- _Input records_
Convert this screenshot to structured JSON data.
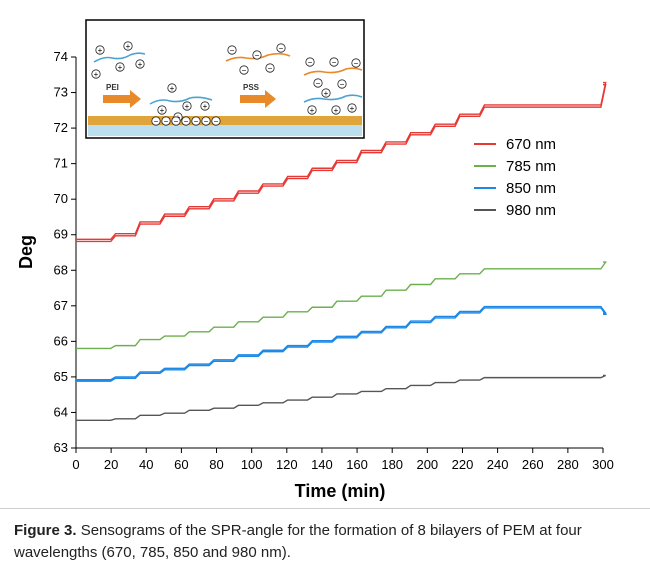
{
  "chart_data": {
    "type": "line",
    "xlabel": "Time (min)",
    "ylabel": "Deg",
    "xlim": [
      0,
      300
    ],
    "ylim": [
      63,
      74
    ],
    "xticks": [
      0,
      20,
      40,
      60,
      80,
      100,
      120,
      140,
      160,
      180,
      200,
      220,
      240,
      260,
      280,
      300
    ],
    "yticks": [
      63,
      64,
      65,
      66,
      67,
      68,
      69,
      70,
      71,
      72,
      73,
      74
    ],
    "grid": false,
    "legend_position": "right",
    "steps_at": [
      0,
      21,
      35,
      49,
      63,
      77,
      91,
      105,
      119,
      133,
      147,
      161,
      175,
      189,
      203,
      217,
      231,
      300
    ],
    "series": [
      {
        "name": "670 nm",
        "color": "#e53935",
        "split": 0.06,
        "values": [
          68.84,
          69.0,
          69.33,
          69.55,
          69.76,
          69.98,
          70.2,
          70.4,
          70.61,
          70.84,
          71.06,
          71.34,
          71.58,
          71.84,
          72.08,
          72.36,
          72.62,
          73.25
        ]
      },
      {
        "name": "785 nm",
        "color": "#6ab04c",
        "split": 0.0,
        "values": [
          65.8,
          65.88,
          66.05,
          66.15,
          66.27,
          66.4,
          66.55,
          66.68,
          66.83,
          66.96,
          67.13,
          67.27,
          67.44,
          67.6,
          67.76,
          67.9,
          68.04,
          68.23
        ]
      },
      {
        "name": "850 nm",
        "color": "#1e88e5",
        "split": 0.04,
        "values": [
          64.9,
          64.98,
          65.12,
          65.22,
          65.34,
          65.46,
          65.6,
          65.73,
          65.86,
          66.0,
          66.12,
          66.26,
          66.4,
          66.55,
          66.68,
          66.82,
          66.96,
          66.78
        ]
      },
      {
        "name": "980 nm",
        "color": "#555555",
        "split": 0.0,
        "values": [
          63.78,
          63.82,
          63.92,
          63.98,
          64.06,
          64.12,
          64.2,
          64.27,
          64.35,
          64.43,
          64.52,
          64.59,
          64.67,
          64.76,
          64.84,
          64.91,
          64.98,
          65.04
        ]
      }
    ]
  },
  "inset": {
    "label_pei": "PEI",
    "label_pss": "PSS",
    "plus": "+",
    "minus": "−",
    "colors": {
      "pei": "#4aa3d1",
      "pss": "#e8892a",
      "arrow": "#e8892a",
      "gold": "#e0a53a",
      "substrate": "#bcdff0"
    }
  },
  "caption": {
    "label": "Figure 3.",
    "text": "Sensograms of the SPR-angle for the formation of 8 bilayers of PEM at four wavelengths (670, 785, 850 and 980 nm)."
  }
}
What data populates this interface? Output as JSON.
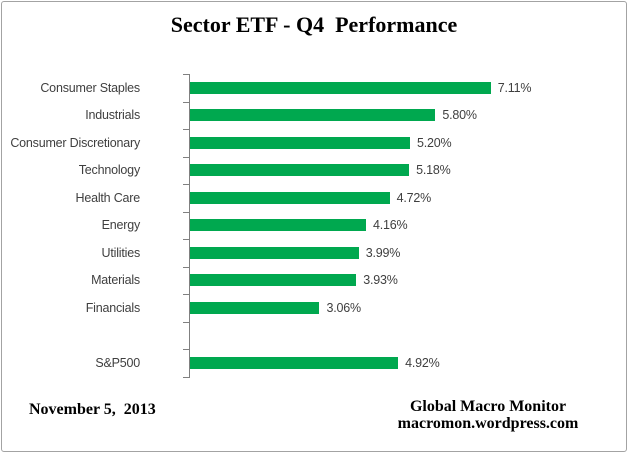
{
  "window": {
    "title": "Sector ETF - Q4  Performance"
  },
  "chart_data": {
    "type": "bar",
    "orientation": "horizontal",
    "title": "Sector ETF - Q4  Performance",
    "categories": [
      "Consumer Staples",
      "Industrials",
      "Consumer Discretionary",
      "Technology",
      "Health Care",
      "Energy",
      "Utilities",
      "Materials",
      "Financials",
      "",
      "S&P500"
    ],
    "values": [
      7.11,
      5.8,
      5.2,
      5.18,
      4.72,
      4.16,
      3.99,
      3.93,
      3.06,
      null,
      4.92
    ],
    "value_labels": [
      "7.11%",
      "5.80%",
      "5.20%",
      "5.18%",
      "4.72%",
      "4.16%",
      "3.99%",
      "3.93%",
      "3.06%",
      "",
      "4.92%"
    ],
    "xlabel": "",
    "ylabel": "",
    "xlim": [
      0,
      10
    ],
    "grid": false,
    "legend": false,
    "data_labels": true,
    "bar_color": "#00a84f",
    "axis_color": "#808080",
    "label_color": "#3f3f3f"
  },
  "footer": {
    "date": "November 5,  2013",
    "attribution": [
      "Global Macro Monitor",
      "macromon.wordpress.com"
    ]
  }
}
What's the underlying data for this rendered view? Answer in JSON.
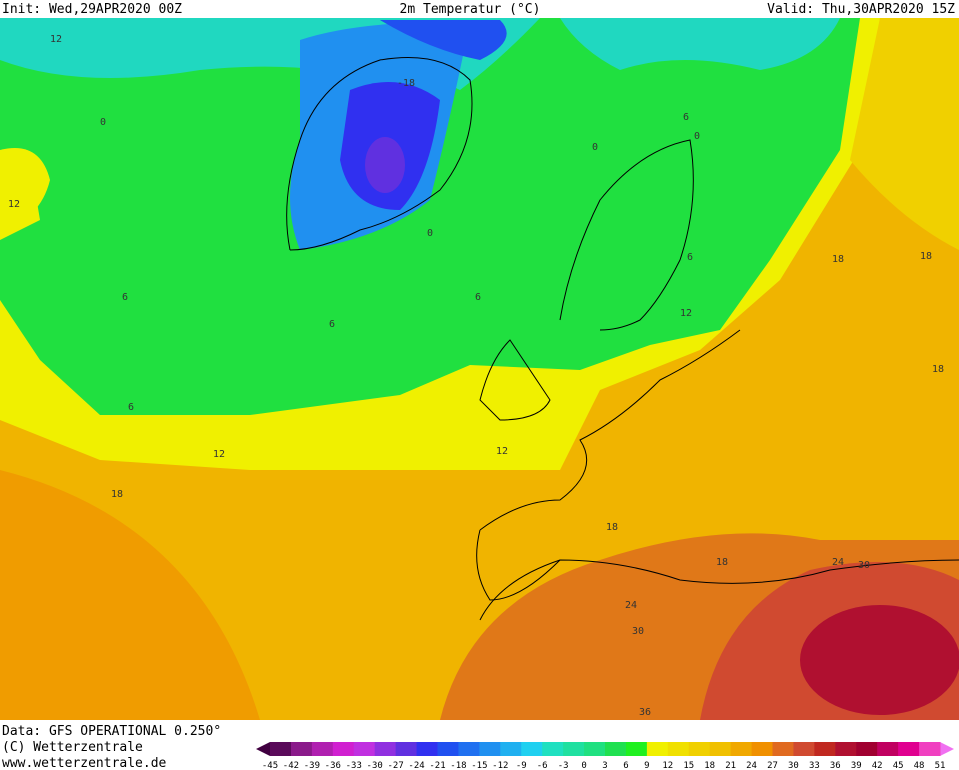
{
  "header": {
    "init": "Init: Wed,29APR2020 00Z",
    "title": "2m Temperatur (°C)",
    "valid": "Valid: Thu,30APR2020 15Z"
  },
  "footer": {
    "data": "Data: GFS OPERATIONAL 0.250°",
    "copyright": "(C) Wetterzentrale",
    "url": "www.wetterzentrale.de"
  },
  "legend": {
    "labels": [
      -45,
      -42,
      -39,
      -36,
      -33,
      -30,
      -27,
      -24,
      -21,
      -18,
      -15,
      -12,
      -9,
      -6,
      -3,
      0,
      3,
      6,
      9,
      12,
      15,
      18,
      21,
      24,
      27,
      30,
      33,
      36,
      39,
      42,
      45,
      48,
      51
    ],
    "colors": [
      "#5a0a5a",
      "#8a1a8a",
      "#b020b0",
      "#d020d0",
      "#c030e0",
      "#9030e0",
      "#6030e0",
      "#3030f0",
      "#2050f0",
      "#2070f0",
      "#2090f0",
      "#20b0f0",
      "#20d0f0",
      "#20e0c0",
      "#20e0a0",
      "#20e080",
      "#20e050",
      "#20f020",
      "#f0f000",
      "#f0e000",
      "#f0d000",
      "#f0c000",
      "#f0a800",
      "#f09000",
      "#e06a20",
      "#d04a30",
      "#c02820",
      "#b01030",
      "#a00030",
      "#c00060",
      "#e00090",
      "#f040c0"
    ],
    "under_color": "#400040",
    "over_color": "#f070f0"
  },
  "map": {
    "contour_labels": [
      12,
      -18,
      0,
      0,
      6,
      0,
      12,
      0,
      6,
      6,
      6,
      6,
      12,
      18,
      18,
      18,
      6,
      12,
      12,
      18,
      18,
      18,
      24,
      30,
      24,
      30,
      36
    ]
  }
}
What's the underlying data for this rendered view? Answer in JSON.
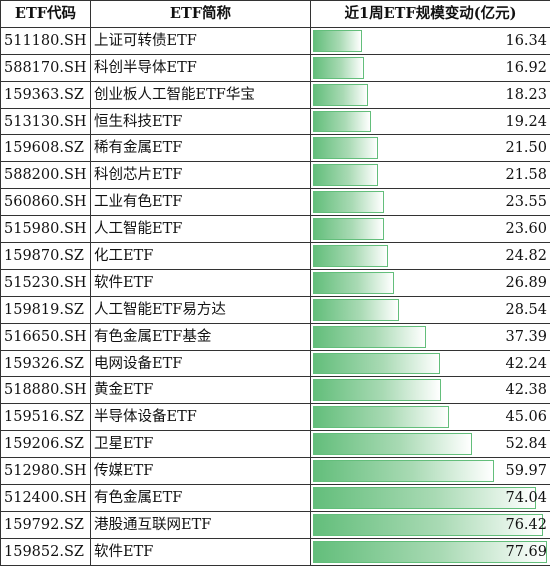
{
  "header": {
    "code": "ETF代码",
    "name": "ETF简称",
    "change": "近1周ETF规模变动(亿元)"
  },
  "rows": [
    {
      "code": "511180.SH",
      "name": "上证可转债ETF",
      "value": "16.34"
    },
    {
      "code": "588170.SH",
      "name": "科创半导体ETF",
      "value": "16.92"
    },
    {
      "code": "159363.SZ",
      "name": "创业板人工智能ETF华宝",
      "value": "18.23"
    },
    {
      "code": "513130.SH",
      "name": "恒生科技ETF",
      "value": "19.24"
    },
    {
      "code": "159608.SZ",
      "name": "稀有金属ETF",
      "value": "21.50"
    },
    {
      "code": "588200.SH",
      "name": "科创芯片ETF",
      "value": "21.58"
    },
    {
      "code": "560860.SH",
      "name": "工业有色ETF",
      "value": "23.55"
    },
    {
      "code": "515980.SH",
      "name": "人工智能ETF",
      "value": "23.60"
    },
    {
      "code": "159870.SZ",
      "name": "化工ETF",
      "value": "24.82"
    },
    {
      "code": "515230.SH",
      "name": "软件ETF",
      "value": "26.89"
    },
    {
      "code": "159819.SZ",
      "name": "人工智能ETF易方达",
      "value": "28.54"
    },
    {
      "code": "516650.SH",
      "name": "有色金属ETF基金",
      "value": "37.39"
    },
    {
      "code": "159326.SZ",
      "name": "电网设备ETF",
      "value": "42.24"
    },
    {
      "code": "518880.SH",
      "name": "黄金ETF",
      "value": "42.38"
    },
    {
      "code": "159516.SZ",
      "name": "半导体设备ETF",
      "value": "45.06"
    },
    {
      "code": "159206.SZ",
      "name": "卫星ETF",
      "value": "52.84"
    },
    {
      "code": "512980.SH",
      "name": "传媒ETF",
      "value": "59.97"
    },
    {
      "code": "512400.SH",
      "name": "有色金属ETF",
      "value": "74.04"
    },
    {
      "code": "159792.SZ",
      "name": "港股通互联网ETF",
      "value": "76.42"
    },
    {
      "code": "159852.SZ",
      "name": "软件ETF",
      "value": "77.69"
    }
  ],
  "colors": {
    "bar": "#63be7b",
    "border": "#333333"
  }
}
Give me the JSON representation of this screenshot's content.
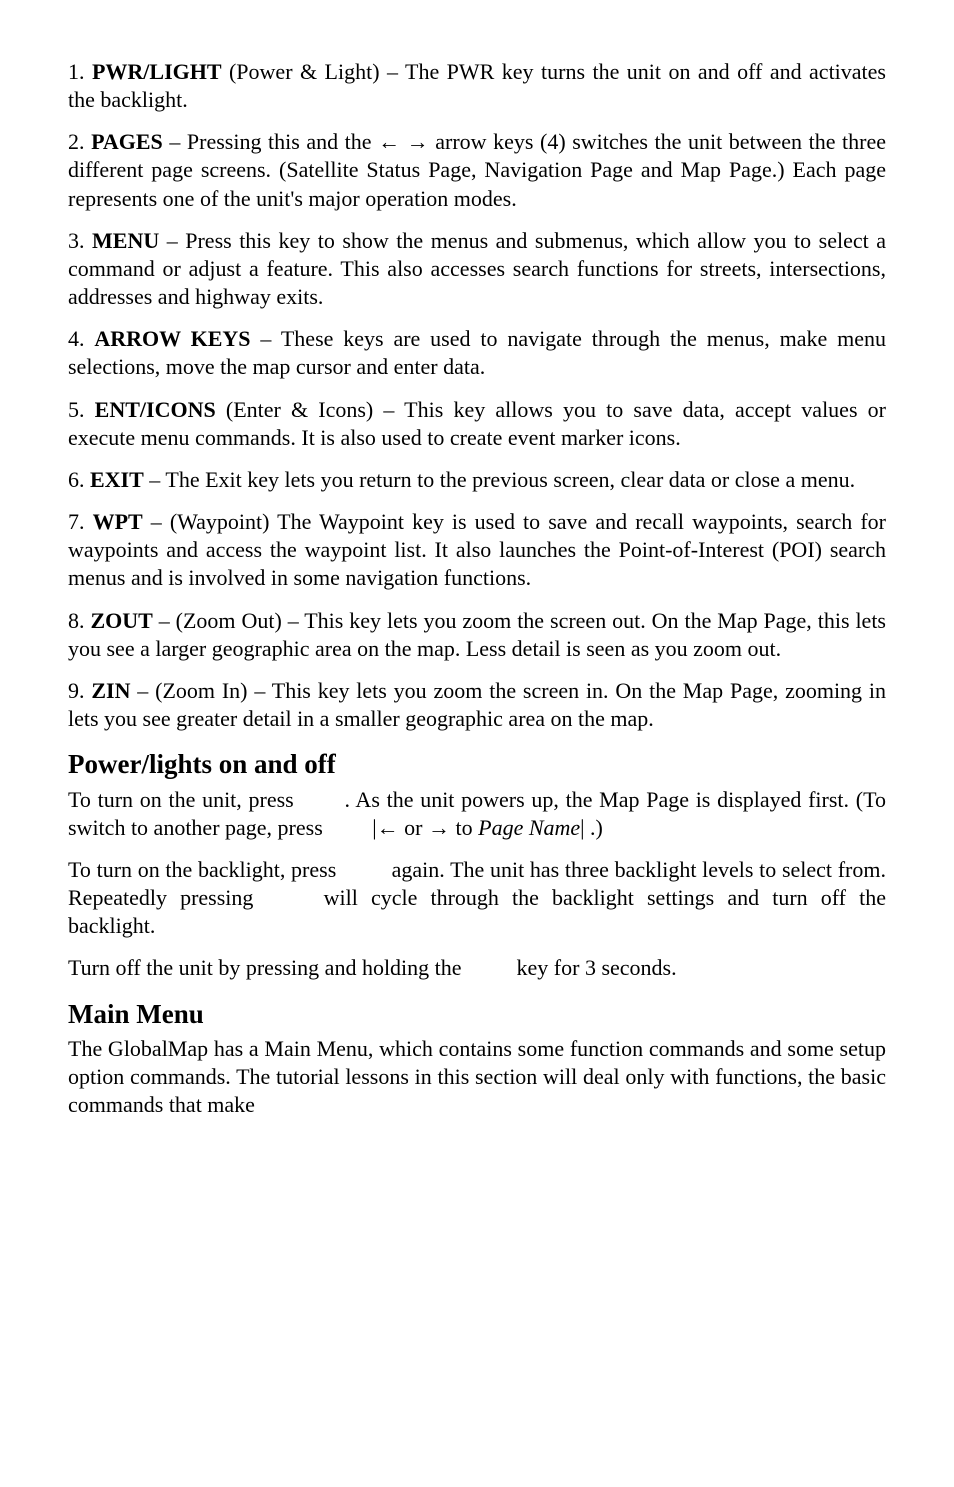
{
  "items": [
    {
      "num": "1.",
      "name": "PWR/LIGHT",
      "rest": " (Power & Light) – The PWR key turns the unit on and off and activates the backlight."
    },
    {
      "num": "2.",
      "name": "PAGES",
      "rest_a": " – Pressing this and the ",
      "arrows": "← →",
      "rest_b": " arrow keys (4) switches the unit between the three different page screens. (Satellite Status Page, Navigation Page and Map Page.) Each page represents one of the unit's major operation modes."
    },
    {
      "num": "3.",
      "name": "MENU",
      "rest": " – Press this key to show the menus and submenus, which allow you to select a command or adjust a feature. This also accesses search functions for streets, intersections, addresses and highway exits."
    },
    {
      "num": "4.",
      "name": "ARROW KEYS",
      "rest": " – These keys are used to navigate through the menus, make menu selections, move the map cursor and enter data."
    },
    {
      "num": "5.",
      "name": "ENT/ICONS",
      "rest": " (Enter & Icons) – This key allows you to save data, accept values or execute menu commands. It is also used to create event marker icons."
    },
    {
      "num": "6.",
      "name": "EXIT",
      "rest": " – The Exit key lets you return to the previous screen, clear data or close a menu."
    },
    {
      "num": "7.",
      "name": "WPT",
      "rest": " – (Waypoint) The Waypoint key is used to save and recall waypoints, search for waypoints and access the waypoint list. It also launches the Point-of-Interest (POI) search menus and is involved in some navigation functions."
    },
    {
      "num": "8.",
      "name": "ZOUT",
      "rest": " – (Zoom Out) – This key lets you zoom the screen out. On the Map Page, this lets you see a larger geographic area on the map. Less detail is seen as you zoom out."
    },
    {
      "num": "9.",
      "name": "ZIN",
      "rest": " – (Zoom In) – This key lets you zoom the screen in. On the Map Page, zooming in lets you see greater detail in a smaller geographic area on the map."
    }
  ],
  "h_power": "Power/lights on and off",
  "power_p1_a": "To turn on the unit, press ",
  "power_p1_b": ". As the unit powers up, the Map Page is displayed first. (To switch to another page, press ",
  "power_p1_c": "|",
  "power_p1_arrows": "← or → to",
  "power_p1_pagename": "Page Name",
  "power_p1_end": "|       .)",
  "power_p2_a": "To turn on the backlight, press ",
  "power_p2_b": " again. The unit has three backlight levels to select from. Repeatedly pressing ",
  "power_p2_c": " will cycle through the backlight settings and turn off the backlight.",
  "power_p3_a": "Turn off the unit by pressing and holding the ",
  "power_p3_b": " key for 3 seconds.",
  "h_main": "Main Menu",
  "main_p1": "The GlobalMap has a Main Menu, which contains some function commands and some setup option commands. The tutorial lessons in this section will deal only with functions, the basic commands that make"
}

- _Short task_
Find "which". Copy every line it occurs in.

- _Full response_
      "rest": " – Press this key to show the menus and submenus, which allow you to select a command or adjust a feature. This also accesses search functions for streets, intersections, addresses and highway exits."
  "main_p1": "The GlobalMap has a Main Menu, which contains some function commands and some setup option commands. The tutorial lessons in this section will deal only with functions, the basic commands that make"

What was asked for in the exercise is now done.